REQUIREMENT:
Repeat what the lines below say, word for word, and skip every image.

RECORD SET:

========================================

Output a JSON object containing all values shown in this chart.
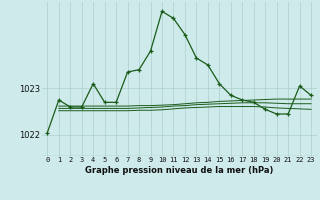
{
  "title": "Graphe pression niveau de la mer (hPa)",
  "background_color": "#ceeaea",
  "grid_color": "#aecece",
  "line_color": "#1a5c1a",
  "x_labels": [
    "0",
    "1",
    "2",
    "3",
    "4",
    "5",
    "6",
    "7",
    "8",
    "9",
    "10",
    "11",
    "12",
    "13",
    "14",
    "15",
    "16",
    "17",
    "18",
    "19",
    "20",
    "21",
    "22",
    "23"
  ],
  "yticks": [
    1022,
    1023
  ],
  "ylim": [
    1021.55,
    1024.85
  ],
  "xlim": [
    -0.5,
    23.5
  ],
  "series1_x": [
    0,
    1,
    2,
    3,
    4,
    5,
    6,
    7,
    8,
    9,
    10,
    11,
    12,
    13,
    14,
    15,
    16,
    17,
    18,
    19,
    20,
    21,
    22,
    23
  ],
  "series1_y": [
    1022.05,
    1022.75,
    1022.6,
    1022.6,
    1023.1,
    1022.7,
    1022.7,
    1023.35,
    1023.4,
    1023.8,
    1024.65,
    1024.5,
    1024.15,
    1023.65,
    1023.5,
    1023.1,
    1022.85,
    1022.75,
    1022.7,
    1022.55,
    1022.45,
    1022.45,
    1023.05,
    1022.85
  ],
  "series2_x": [
    1,
    2,
    3,
    4,
    5,
    6,
    7,
    8,
    9,
    10,
    11,
    12,
    13,
    14,
    15,
    16,
    17,
    18,
    19,
    20,
    21,
    22,
    23
  ],
  "series2_y": [
    1022.62,
    1022.62,
    1022.62,
    1022.62,
    1022.62,
    1022.62,
    1022.62,
    1022.63,
    1022.63,
    1022.64,
    1022.65,
    1022.67,
    1022.69,
    1022.7,
    1022.72,
    1022.73,
    1022.74,
    1022.75,
    1022.76,
    1022.77,
    1022.77,
    1022.77,
    1022.77
  ],
  "series3_x": [
    1,
    2,
    3,
    4,
    5,
    6,
    7,
    8,
    9,
    10,
    11,
    12,
    13,
    14,
    15,
    16,
    17,
    18,
    19,
    20,
    21,
    22,
    23
  ],
  "series3_y": [
    1022.57,
    1022.57,
    1022.57,
    1022.57,
    1022.57,
    1022.57,
    1022.57,
    1022.58,
    1022.59,
    1022.6,
    1022.62,
    1022.63,
    1022.65,
    1022.66,
    1022.67,
    1022.68,
    1022.69,
    1022.69,
    1022.69,
    1022.68,
    1022.67,
    1022.67,
    1022.67
  ],
  "series4_x": [
    1,
    2,
    3,
    4,
    5,
    6,
    7,
    8,
    9,
    10,
    11,
    12,
    13,
    14,
    15,
    16,
    17,
    18,
    19,
    20,
    21,
    22,
    23
  ],
  "series4_y": [
    1022.52,
    1022.52,
    1022.52,
    1022.52,
    1022.52,
    1022.52,
    1022.52,
    1022.53,
    1022.53,
    1022.54,
    1022.56,
    1022.58,
    1022.59,
    1022.6,
    1022.61,
    1022.61,
    1022.61,
    1022.61,
    1022.6,
    1022.58,
    1022.57,
    1022.56,
    1022.55
  ]
}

========================================

TASK ANSWER:
Output a JSON object containing all values shown in this chart.
{
  "title": "Graphe pression niveau de la mer (hPa)",
  "background_color": "#ceeaea",
  "grid_color": "#aecece",
  "line_color": "#1a5c1a",
  "x_labels": [
    "0",
    "1",
    "2",
    "3",
    "4",
    "5",
    "6",
    "7",
    "8",
    "9",
    "10",
    "11",
    "12",
    "13",
    "14",
    "15",
    "16",
    "17",
    "18",
    "19",
    "20",
    "21",
    "22",
    "23"
  ],
  "yticks": [
    1022,
    1023
  ],
  "ylim": [
    1021.55,
    1024.85
  ],
  "xlim": [
    -0.5,
    23.5
  ],
  "series1_x": [
    0,
    1,
    2,
    3,
    4,
    5,
    6,
    7,
    8,
    9,
    10,
    11,
    12,
    13,
    14,
    15,
    16,
    17,
    18,
    19,
    20,
    21,
    22,
    23
  ],
  "series1_y": [
    1022.05,
    1022.75,
    1022.6,
    1022.6,
    1023.1,
    1022.7,
    1022.7,
    1023.35,
    1023.4,
    1023.8,
    1024.65,
    1024.5,
    1024.15,
    1023.65,
    1023.5,
    1023.1,
    1022.85,
    1022.75,
    1022.7,
    1022.55,
    1022.45,
    1022.45,
    1023.05,
    1022.85
  ],
  "series2_x": [
    1,
    2,
    3,
    4,
    5,
    6,
    7,
    8,
    9,
    10,
    11,
    12,
    13,
    14,
    15,
    16,
    17,
    18,
    19,
    20,
    21,
    22,
    23
  ],
  "series2_y": [
    1022.62,
    1022.62,
    1022.62,
    1022.62,
    1022.62,
    1022.62,
    1022.62,
    1022.63,
    1022.63,
    1022.64,
    1022.65,
    1022.67,
    1022.69,
    1022.7,
    1022.72,
    1022.73,
    1022.74,
    1022.75,
    1022.76,
    1022.77,
    1022.77,
    1022.77,
    1022.77
  ],
  "series3_x": [
    1,
    2,
    3,
    4,
    5,
    6,
    7,
    8,
    9,
    10,
    11,
    12,
    13,
    14,
    15,
    16,
    17,
    18,
    19,
    20,
    21,
    22,
    23
  ],
  "series3_y": [
    1022.57,
    1022.57,
    1022.57,
    1022.57,
    1022.57,
    1022.57,
    1022.57,
    1022.58,
    1022.59,
    1022.6,
    1022.62,
    1022.63,
    1022.65,
    1022.66,
    1022.67,
    1022.68,
    1022.69,
    1022.69,
    1022.69,
    1022.68,
    1022.67,
    1022.67,
    1022.67
  ],
  "series4_x": [
    1,
    2,
    3,
    4,
    5,
    6,
    7,
    8,
    9,
    10,
    11,
    12,
    13,
    14,
    15,
    16,
    17,
    18,
    19,
    20,
    21,
    22,
    23
  ],
  "series4_y": [
    1022.52,
    1022.52,
    1022.52,
    1022.52,
    1022.52,
    1022.52,
    1022.52,
    1022.53,
    1022.53,
    1022.54,
    1022.56,
    1022.58,
    1022.59,
    1022.6,
    1022.61,
    1022.61,
    1022.61,
    1022.61,
    1022.6,
    1022.58,
    1022.57,
    1022.56,
    1022.55
  ]
}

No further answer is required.